#### Texte source ####

Mais quand elle et sa bande annoncent…qu’ils n’ont rien à annoncer pour la réouverture, nous on se dit : séquence qu’on pourra se projeter ? On a beau crier “action !”, on voit bien que ça tourne en rond.

La taille des mesures prises fait plutôt penser à un court-métrage. Nos préoccupations sont considérées, comme dirait Jean, mineures, ce qui nous fait une mauvaise publicité. Nous voilà hors champ, même le maïs de nos popcorns ne nous rapporte plus de blé.

Tout ça pour dire que nous, les salles, avons des revendications propres . Nous voulons retrouver vos bobines réjouies, émues ou interloquées. Quand pour comprendre une palme d’or, vous sortez les rames, quand vous en avez gros sur la patate d’avoir choisi un navet. Mais surtout quand vous restez scotchés à votre siège après une bonne claque de fin.

Stop aux écrans de fumée ! Frères cinéphiles, rendons la lumière aux salles obscures !

Dominique et Hassan


Épisode 4

Compagnon visiteur,

Tu as été sensible aux doléances de nos frangins d’infortune, et il t’en reste un regard à musée ? Alors c’est le moment de te pencher sur notre statue !

#### Données affichées ####

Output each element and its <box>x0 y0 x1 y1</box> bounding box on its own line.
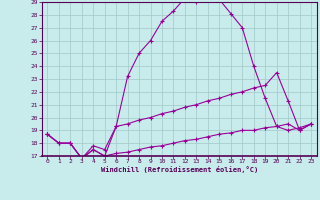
X-axis label: Windchill (Refroidissement éolien,°C): Windchill (Refroidissement éolien,°C) <box>100 166 258 173</box>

####

> _Consigne_: Redonnez mot pour mot l'intégralité du texte source.

> _La solution_:
Mais quand elle et sa bande annoncent…qu’ils n’ont rien à annoncer pour la réouverture, nous on se dit : séquence qu’on pourra se projeter ? On a beau crier “action !”, on voit bien que ça tourne en rond.

La taille des mesures prises fait plutôt penser à un court-métrage. Nos préoccupations sont considérées, comme dirait Jean, mineures, ce qui nous fait une mauvaise publicité. Nous voilà hors champ, même le maïs de nos popcorns ne nous rapporte plus de blé.

Tout ça pour dire que nous, les salles, avons des revendications propres . Nous voulons retrouver vos bobines réjouies, émues ou interloquées. Quand pour comprendre une palme d’or, vous sortez les rames, quand vous en avez gros sur la patate d’avoir choisi un navet. Mais surtout quand vous restez scotchés à votre siège après une bonne claque de fin.

Stop aux écrans de fumée ! Frères cinéphiles, rendons la lumière aux salles obscures !

Dominique et Hassan


Épisode 4

Compagnon visiteur,

Tu as été sensible aux doléances de nos frangins d’infortune, et il t’en reste un regard à musée ? Alors c’est le moment de te pencher sur notre statue !